● **Exercise inputs**
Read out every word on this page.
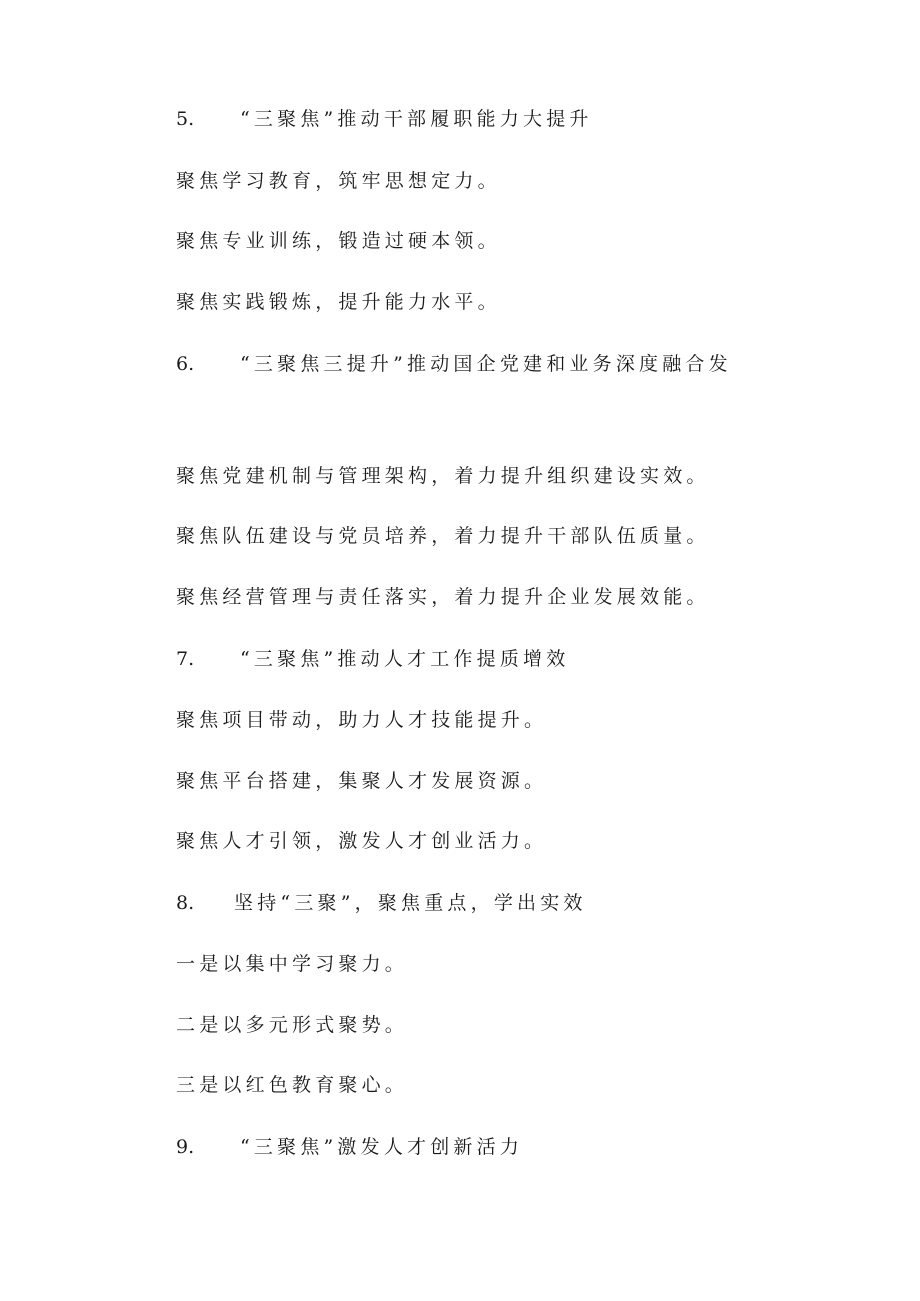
5. “三聚焦”推动干部履职能力大提升
聚焦学习教育，筑牢思想定力。
聚焦专业训练，锻造过硬本领。
聚焦实践锻炼，提升能力水平。
6. “三聚焦三提升”推动国企党建和业务深度融合发
聚焦党建机制与管理架构，着力提升组织建设实效。
聚焦队伍建设与党员培养，着力提升干部队伍质量。
聚焦经营管理与责任落实，着力提升企业发展效能。
7. “三聚焦”推动人才工作提质增效
聚焦项目带动，助力人才技能提升。
聚焦平台搭建，集聚人才发展资源。
聚焦人才引领，激发人才创业活力。
8. 坚持“三聚”，聚焦重点，学出实效
一是以集中学习聚力。
二是以多元形式聚势。
三是以红色教育聚心。
9. “三聚焦”激发人才创新活力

● **Short problem**
Set the entries down again exactly. Do not include the images.

● **Solution**
Read out every word on this page.
5. “三聚焦”推动干部履职能力大提升
聚焦学习教育，筑牢思想定力。
聚焦专业训练，锻造过硬本领。
聚焦实践锻炼，提升能力水平。
6. “三聚焦三提升”推动国企党建和业务深度融合发
聚焦党建机制与管理架构，着力提升组织建设实效。
聚焦队伍建设与党员培养，着力提升干部队伍质量。
聚焦经营管理与责任落实，着力提升企业发展效能。
7. “三聚焦”推动人才工作提质增效
聚焦项目带动，助力人才技能提升。
聚焦平台搭建，集聚人才发展资源。
聚焦人才引领，激发人才创业活力。
8. 坚持“三聚”，聚焦重点，学出实效
一是以集中学习聚力。
二是以多元形式聚势。
三是以红色教育聚心。
9. “三聚焦”激发人才创新活力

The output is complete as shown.